_GIVEN TASK_
Here are some records. Copy each one exactly.

___ INPUT FOR THIS TASK

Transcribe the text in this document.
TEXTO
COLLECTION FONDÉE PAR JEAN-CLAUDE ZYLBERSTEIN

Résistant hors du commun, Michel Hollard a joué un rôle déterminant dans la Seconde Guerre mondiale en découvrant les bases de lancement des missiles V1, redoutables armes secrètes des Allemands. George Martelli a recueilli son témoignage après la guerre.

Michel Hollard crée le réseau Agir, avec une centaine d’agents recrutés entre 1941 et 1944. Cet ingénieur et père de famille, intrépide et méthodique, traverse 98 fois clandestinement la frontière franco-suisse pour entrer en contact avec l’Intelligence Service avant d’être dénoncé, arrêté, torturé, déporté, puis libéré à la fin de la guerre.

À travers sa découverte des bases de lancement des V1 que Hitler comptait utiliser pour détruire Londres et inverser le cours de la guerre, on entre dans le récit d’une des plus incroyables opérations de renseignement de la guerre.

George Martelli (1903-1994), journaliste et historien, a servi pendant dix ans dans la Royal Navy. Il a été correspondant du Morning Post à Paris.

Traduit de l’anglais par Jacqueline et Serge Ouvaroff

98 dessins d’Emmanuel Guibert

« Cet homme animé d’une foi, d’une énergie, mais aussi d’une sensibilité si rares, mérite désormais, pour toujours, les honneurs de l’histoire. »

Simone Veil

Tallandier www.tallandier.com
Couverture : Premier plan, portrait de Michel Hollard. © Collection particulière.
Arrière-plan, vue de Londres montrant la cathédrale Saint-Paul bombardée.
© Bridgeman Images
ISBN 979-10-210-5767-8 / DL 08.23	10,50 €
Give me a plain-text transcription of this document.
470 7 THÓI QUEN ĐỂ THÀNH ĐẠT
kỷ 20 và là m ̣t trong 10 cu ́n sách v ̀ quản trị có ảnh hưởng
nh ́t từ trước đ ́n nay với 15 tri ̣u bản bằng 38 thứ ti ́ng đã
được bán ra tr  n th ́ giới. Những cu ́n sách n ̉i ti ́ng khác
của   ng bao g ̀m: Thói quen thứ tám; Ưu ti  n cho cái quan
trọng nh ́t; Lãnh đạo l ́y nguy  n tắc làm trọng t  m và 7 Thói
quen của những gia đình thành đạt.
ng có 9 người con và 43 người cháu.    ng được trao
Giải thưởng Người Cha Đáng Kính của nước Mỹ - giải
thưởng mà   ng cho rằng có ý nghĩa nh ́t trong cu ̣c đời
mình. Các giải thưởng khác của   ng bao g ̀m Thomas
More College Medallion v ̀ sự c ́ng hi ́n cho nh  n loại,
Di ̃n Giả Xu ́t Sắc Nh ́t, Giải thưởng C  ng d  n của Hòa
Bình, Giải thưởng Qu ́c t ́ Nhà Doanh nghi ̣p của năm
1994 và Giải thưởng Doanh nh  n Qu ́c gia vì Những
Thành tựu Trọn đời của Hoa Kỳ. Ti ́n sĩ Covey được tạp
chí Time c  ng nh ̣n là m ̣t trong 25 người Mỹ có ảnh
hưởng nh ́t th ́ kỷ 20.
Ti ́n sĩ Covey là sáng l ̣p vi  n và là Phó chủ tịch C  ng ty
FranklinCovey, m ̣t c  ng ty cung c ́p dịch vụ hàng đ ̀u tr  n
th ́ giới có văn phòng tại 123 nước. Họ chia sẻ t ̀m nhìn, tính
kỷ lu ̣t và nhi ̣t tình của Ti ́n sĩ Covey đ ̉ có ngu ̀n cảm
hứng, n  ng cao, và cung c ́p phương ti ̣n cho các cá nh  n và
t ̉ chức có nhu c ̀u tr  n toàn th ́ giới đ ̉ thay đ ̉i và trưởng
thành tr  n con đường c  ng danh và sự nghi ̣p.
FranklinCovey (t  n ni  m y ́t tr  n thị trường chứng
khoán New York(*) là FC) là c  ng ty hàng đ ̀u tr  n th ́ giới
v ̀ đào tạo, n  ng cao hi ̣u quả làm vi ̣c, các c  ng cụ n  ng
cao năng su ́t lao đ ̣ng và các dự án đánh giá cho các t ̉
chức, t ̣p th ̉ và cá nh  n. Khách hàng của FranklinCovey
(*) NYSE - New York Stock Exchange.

______

_OUTPUT OF THE EXERCISE_
Transcribe the text in this document.
TEXTO
COLLECTION FONDÉE PAR JEAN-CLAUDE ZYLBERSTEIN

Résistant hors du commun, Michel Hollard a joué un rôle déterminant dans la Seconde Guerre mondiale en découvrant les bases de lancement des missiles V1, redoutables armes secrètes des Allemands. George Martelli a recueilli son témoignage après la guerre.

Michel Hollard crée le réseau Agir, avec une centaine d’agents recrutés entre 1941 et 1944. Cet ingénieur et père de famille, intrépide et méthodique, traverse 98 fois clandestinement la frontière franco-suisse pour entrer en contact avec l’Intelligence Service avant d’être dénoncé, arrêté, torturé, déporté, puis libéré à la fin de la guerre.

À travers sa découverte des bases de lancement des V1 que Hitler comptait utiliser pour détruire Londres et inverser le cours de la guerre, on entre dans le récit d’une des plus incroyables opérations de renseignement de la guerre.

George Martelli (1903-1994), journaliste et historien, a servi pendant dix ans dans la Royal Navy. Il a été correspondant du Morning Post à Paris.

Traduit de l’anglais par Jacqueline et Serge Ouvaroff

98 dessins d’Emmanuel Guibert

« Cet homme animé d’une foi, d’une énergie, mais aussi d’une sensibilité si rares, mérite désormais, pour toujours, les honneurs de l’histoire. »

Simone Veil

Tallandier www.tallandier.com
Couverture : Premier plan, portrait de Michel Hollard. © Collection particulière.
Arrière-plan, vue de Londres montrant la cathédrale Saint-Paul bombardée.
© Bridgeman Images
ISBN 979-10-210-5767-8 / DL 08.23	10,50 €
Give me a plain-text transcription of this document.
470 7 THÓI QUEN ĐỂ THÀNH ĐẠT
kỷ 20 và là m ̣t trong 10 cu ́n sách v ̀ quản trị có ảnh hưởng
nh ́t từ trước đ ́n nay với 15 tri ̣u bản bằng 38 thứ ti ́ng đã
được bán ra tr  n th ́ giới. Những cu ́n sách n ̉i ti ́ng khác
của   ng bao g ̀m: Thói quen thứ tám; Ưu ti  n cho cái quan
trọng nh ́t; Lãnh đạo l ́y nguy  n tắc làm trọng t  m và 7 Thói
quen của những gia đình thành đạt.
ng có 9 người con và 43 người cháu.    ng được trao
Giải thưởng Người Cha Đáng Kính của nước Mỹ - giải
thưởng mà   ng cho rằng có ý nghĩa nh ́t trong cu ̣c đời
mình. Các giải thưởng khác của   ng bao g ̀m Thomas
More College Medallion v ̀ sự c ́ng hi ́n cho nh  n loại,
Di ̃n Giả Xu ́t Sắc Nh ́t, Giải thưởng C  ng d  n của Hòa
Bình, Giải thưởng Qu ́c t ́ Nhà Doanh nghi ̣p của năm
1994 và Giải thưởng Doanh nh  n Qu ́c gia vì Những
Thành tựu Trọn đời của Hoa Kỳ. Ti ́n sĩ Covey được tạp
chí Time c  ng nh ̣n là m ̣t trong 25 người Mỹ có ảnh
hưởng nh ́t th ́ kỷ 20.
Ti ́n sĩ Covey là sáng l ̣p vi  n và là Phó chủ tịch C  ng ty
FranklinCovey, m ̣t c  ng ty cung c ́p dịch vụ hàng đ ̀u tr  n
th ́ giới có văn phòng tại 123 nước. Họ chia sẻ t ̀m nhìn, tính
kỷ lu ̣t và nhi ̣t tình của Ti ́n sĩ Covey đ ̉ có ngu ̀n cảm
hứng, n  ng cao, và cung c ́p phương ti ̣n cho các cá nh  n và
t ̉ chức có nhu c ̀u tr  n toàn th ́ giới đ ̉ thay đ ̉i và trưởng
thành tr  n con đường c  ng danh và sự nghi ̣p.
FranklinCovey (t  n ni  m y ́t tr  n thị trường chứng
khoán New York(*) là FC) là c  ng ty hàng đ ̀u tr  n th ́ giới
v ̀ đào tạo, n  ng cao hi ̣u quả làm vi ̣c, các c  ng cụ n  ng
cao năng su ́t lao đ ̣ng và các dự án đánh giá cho các t ̉
chức, t ̣p th ̉ và cá nh  n. Khách hàng của FranklinCovey
(*) NYSE - New York Stock Exchange.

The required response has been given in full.